• **Given problem**
Every entry that follows should be reproduced exactly.

• **Dataset rows**
####################

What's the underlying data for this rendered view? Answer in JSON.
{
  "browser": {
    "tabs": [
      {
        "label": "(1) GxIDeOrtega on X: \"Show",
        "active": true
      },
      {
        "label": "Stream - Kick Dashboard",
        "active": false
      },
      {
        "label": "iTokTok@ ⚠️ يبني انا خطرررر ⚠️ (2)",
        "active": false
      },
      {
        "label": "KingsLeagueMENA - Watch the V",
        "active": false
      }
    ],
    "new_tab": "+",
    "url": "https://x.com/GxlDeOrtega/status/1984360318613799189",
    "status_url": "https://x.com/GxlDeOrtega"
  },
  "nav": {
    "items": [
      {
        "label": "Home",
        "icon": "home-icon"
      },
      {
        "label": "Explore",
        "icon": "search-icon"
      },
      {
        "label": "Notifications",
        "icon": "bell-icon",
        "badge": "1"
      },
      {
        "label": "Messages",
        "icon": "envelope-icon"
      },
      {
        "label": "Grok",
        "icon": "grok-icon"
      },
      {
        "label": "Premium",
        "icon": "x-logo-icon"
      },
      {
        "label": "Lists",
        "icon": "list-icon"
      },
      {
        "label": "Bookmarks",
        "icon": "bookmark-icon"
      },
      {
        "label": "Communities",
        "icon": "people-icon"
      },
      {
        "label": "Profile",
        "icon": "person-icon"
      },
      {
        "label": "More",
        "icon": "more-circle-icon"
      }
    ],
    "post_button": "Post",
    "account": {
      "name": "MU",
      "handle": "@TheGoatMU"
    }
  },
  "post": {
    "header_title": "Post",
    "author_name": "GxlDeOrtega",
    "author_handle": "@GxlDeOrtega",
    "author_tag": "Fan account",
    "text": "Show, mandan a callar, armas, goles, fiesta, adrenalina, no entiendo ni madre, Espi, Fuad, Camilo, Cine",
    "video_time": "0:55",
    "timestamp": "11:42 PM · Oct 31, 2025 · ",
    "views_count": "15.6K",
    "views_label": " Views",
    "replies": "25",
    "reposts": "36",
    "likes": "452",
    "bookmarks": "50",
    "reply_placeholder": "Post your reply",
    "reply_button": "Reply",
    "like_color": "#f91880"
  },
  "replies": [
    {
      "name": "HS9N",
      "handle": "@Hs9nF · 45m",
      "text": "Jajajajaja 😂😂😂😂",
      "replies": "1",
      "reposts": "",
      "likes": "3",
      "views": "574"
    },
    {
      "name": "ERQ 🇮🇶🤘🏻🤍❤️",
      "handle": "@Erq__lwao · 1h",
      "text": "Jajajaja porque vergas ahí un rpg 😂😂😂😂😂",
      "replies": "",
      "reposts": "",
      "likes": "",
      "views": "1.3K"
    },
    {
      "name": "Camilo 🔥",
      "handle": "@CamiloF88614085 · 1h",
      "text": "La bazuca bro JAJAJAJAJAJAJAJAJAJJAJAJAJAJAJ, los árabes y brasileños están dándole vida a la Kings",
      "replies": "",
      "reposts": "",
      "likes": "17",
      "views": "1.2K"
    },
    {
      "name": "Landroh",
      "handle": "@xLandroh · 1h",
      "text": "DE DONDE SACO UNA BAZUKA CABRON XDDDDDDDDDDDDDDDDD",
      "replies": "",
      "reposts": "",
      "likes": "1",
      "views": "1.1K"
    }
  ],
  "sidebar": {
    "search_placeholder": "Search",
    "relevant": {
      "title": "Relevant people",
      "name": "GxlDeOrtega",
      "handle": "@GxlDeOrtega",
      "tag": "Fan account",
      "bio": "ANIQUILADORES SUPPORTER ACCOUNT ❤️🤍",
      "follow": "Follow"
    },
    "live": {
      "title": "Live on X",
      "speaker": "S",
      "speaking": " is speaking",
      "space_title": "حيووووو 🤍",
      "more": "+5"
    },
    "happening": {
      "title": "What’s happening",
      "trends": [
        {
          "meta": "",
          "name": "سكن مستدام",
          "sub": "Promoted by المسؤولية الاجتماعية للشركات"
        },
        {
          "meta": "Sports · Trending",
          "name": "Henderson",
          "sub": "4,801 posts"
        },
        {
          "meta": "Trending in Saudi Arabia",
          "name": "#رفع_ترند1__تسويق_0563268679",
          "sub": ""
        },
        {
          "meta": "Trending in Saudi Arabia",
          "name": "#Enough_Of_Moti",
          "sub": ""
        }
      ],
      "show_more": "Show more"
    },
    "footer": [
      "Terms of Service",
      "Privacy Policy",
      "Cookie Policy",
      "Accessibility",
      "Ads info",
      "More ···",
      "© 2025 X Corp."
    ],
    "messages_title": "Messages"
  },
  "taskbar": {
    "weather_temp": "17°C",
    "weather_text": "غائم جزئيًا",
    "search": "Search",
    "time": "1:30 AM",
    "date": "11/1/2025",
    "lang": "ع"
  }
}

####################

• **Complete output**
What's the underlying data for this rendered view? Answer in JSON.
{
  "browser": {
    "tabs": [
      {
        "label": "(1) GxIDeOrtega on X: \"Show",
        "active": true
      },
      {
        "label": "Stream - Kick Dashboard",
        "active": false
      },
      {
        "label": "iTokTok@ ⚠️ يبني انا خطرررر ⚠️ (2)",
        "active": false
      },
      {
        "label": "KingsLeagueMENA - Watch the V",
        "active": false
      }
    ],
    "new_tab": "+",
    "url": "https://x.com/GxlDeOrtega/status/1984360318613799189",
    "status_url": "https://x.com/GxlDeOrtega"
  },
  "nav": {
    "items": [
      {
        "label": "Home",
        "icon": "home-icon"
      },
      {
        "label": "Explore",
        "icon": "search-icon"
      },
      {
        "label": "Notifications",
        "icon": "bell-icon",
        "badge": "1"
      },
      {
        "label": "Messages",
        "icon": "envelope-icon"
      },
      {
        "label": "Grok",
        "icon": "grok-icon"
      },
      {
        "label": "Premium",
        "icon": "x-logo-icon"
      },
      {
        "label": "Lists",
        "icon": "list-icon"
      },
      {
        "label": "Bookmarks",
        "icon": "bookmark-icon"
      },
      {
        "label": "Communities",
        "icon": "people-icon"
      },
      {
        "label": "Profile",
        "icon": "person-icon"
      },
      {
        "label": "More",
        "icon": "more-circle-icon"
      }
    ],
    "post_button": "Post",
    "account": {
      "name": "MU",
      "handle": "@TheGoatMU"
    }
  },
  "post": {
    "header_title": "Post",
    "author_name": "GxlDeOrtega",
    "author_handle": "@GxlDeOrtega",
    "author_tag": "Fan account",
    "text": "Show, mandan a callar, armas, goles, fiesta, adrenalina, no entiendo ni madre, Espi, Fuad, Camilo, Cine",
    "video_time": "0:55",
    "timestamp": "11:42 PM · Oct 31, 2025 · ",
    "views_count": "15.6K",
    "views_label": " Views",
    "replies": "25",
    "reposts": "36",
    "likes": "452",
    "bookmarks": "50",
    "reply_placeholder": "Post your reply",
    "reply_button": "Reply",
    "like_color": "#f91880"
  },
  "replies": [
    {
      "name": "HS9N",
      "handle": "@Hs9nF · 45m",
      "text": "Jajajajaja 😂😂😂😂",
      "replies": "1",
      "reposts": "",
      "likes": "3",
      "views": "574"
    },
    {
      "name": "ERQ 🇮🇶🤘🏻🤍❤️",
      "handle": "@Erq__lwao · 1h",
      "text": "Jajajaja porque vergas ahí un rpg 😂😂😂😂😂",
      "replies": "",
      "reposts": "",
      "likes": "",
      "views": "1.3K"
    },
    {
      "name": "Camilo 🔥",
      "handle": "@CamiloF88614085 · 1h",
      "text": "La bazuca bro JAJAJAJAJAJAJAJAJAJJAJAJAJAJAJ, los árabes y brasileños están dándole vida a la Kings",
      "replies": "",
      "reposts": "",
      "likes": "17",
      "views": "1.2K"
    },
    {
      "name": "Landroh",
      "handle": "@xLandroh · 1h",
      "text": "DE DONDE SACO UNA BAZUKA CABRON XDDDDDDDDDDDDDDDDD",
      "replies": "",
      "reposts": "",
      "likes": "1",
      "views": "1.1K"
    }
  ],
  "sidebar": {
    "search_placeholder": "Search",
    "relevant": {
      "title": "Relevant people",
      "name": "GxlDeOrtega",
      "handle": "@GxlDeOrtega",
      "tag": "Fan account",
      "bio": "ANIQUILADORES SUPPORTER ACCOUNT ❤️🤍",
      "follow": "Follow"
    },
    "live": {
      "title": "Live on X",
      "speaker": "S",
      "speaking": " is speaking",
      "space_title": "حيووووو 🤍",
      "more": "+5"
    },
    "happening": {
      "title": "What’s happening",
      "trends": [
        {
          "meta": "",
          "name": "سكن مستدام",
          "sub": "Promoted by المسؤولية الاجتماعية للشركات"
        },
        {
          "meta": "Sports · Trending",
          "name": "Henderson",
          "sub": "4,801 posts"
        },
        {
          "meta": "Trending in Saudi Arabia",
          "name": "#رفع_ترند1__تسويق_0563268679",
          "sub": ""
        },
        {
          "meta": "Trending in Saudi Arabia",
          "name": "#Enough_Of_Moti",
          "sub": ""
        }
      ],
      "show_more": "Show more"
    },
    "footer": [
      "Terms of Service",
      "Privacy Policy",
      "Cookie Policy",
      "Accessibility",
      "Ads info",
      "More ···",
      "© 2025 X Corp."
    ],
    "messages_title": "Messages"
  },
  "taskbar": {
    "weather_temp": "17°C",
    "weather_text": "غائم جزئيًا",
    "search": "Search",
    "time": "1:30 AM",
    "date": "11/1/2025",
    "lang": "ع"
  }
}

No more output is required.